=== What you should do ===
Retype the whole listing below, character for character.

[Start Stored records]

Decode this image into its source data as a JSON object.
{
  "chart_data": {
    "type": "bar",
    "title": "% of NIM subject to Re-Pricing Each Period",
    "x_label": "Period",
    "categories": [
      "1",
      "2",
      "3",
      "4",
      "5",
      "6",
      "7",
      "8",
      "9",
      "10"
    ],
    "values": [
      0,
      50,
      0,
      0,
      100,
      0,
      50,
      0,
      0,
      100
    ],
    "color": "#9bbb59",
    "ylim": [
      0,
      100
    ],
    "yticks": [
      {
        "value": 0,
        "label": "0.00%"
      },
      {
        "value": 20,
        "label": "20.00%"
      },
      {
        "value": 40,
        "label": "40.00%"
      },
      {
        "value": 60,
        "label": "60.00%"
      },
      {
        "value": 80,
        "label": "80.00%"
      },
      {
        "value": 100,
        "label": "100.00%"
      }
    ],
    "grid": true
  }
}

[End Stored records]

=== Output ===
Decode this image into its source data as a JSON object.
{
  "chart_data": {
    "type": "bar",
    "title": "% of NIM subject to Re-Pricing Each Period",
    "x_label": "Period",
    "categories": [
      "1",
      "2",
      "3",
      "4",
      "5",
      "6",
      "7",
      "8",
      "9",
      "10"
    ],
    "values": [
      0,
      50,
      0,
      0,
      100,
      0,
      50,
      0,
      0,
      100
    ],
    "color": "#9bbb59",
    "ylim": [
      0,
      100
    ],
    "yticks": [
      {
        "value": 0,
        "label": "0.00%"
      },
      {
        "value": 20,
        "label": "20.00%"
      },
      {
        "value": 40,
        "label": "40.00%"
      },
      {
        "value": 60,
        "label": "60.00%"
      },
      {
        "value": 80,
        "label": "80.00%"
      },
      {
        "value": 100,
        "label": "100.00%"
      }
    ],
    "grid": true
  }
}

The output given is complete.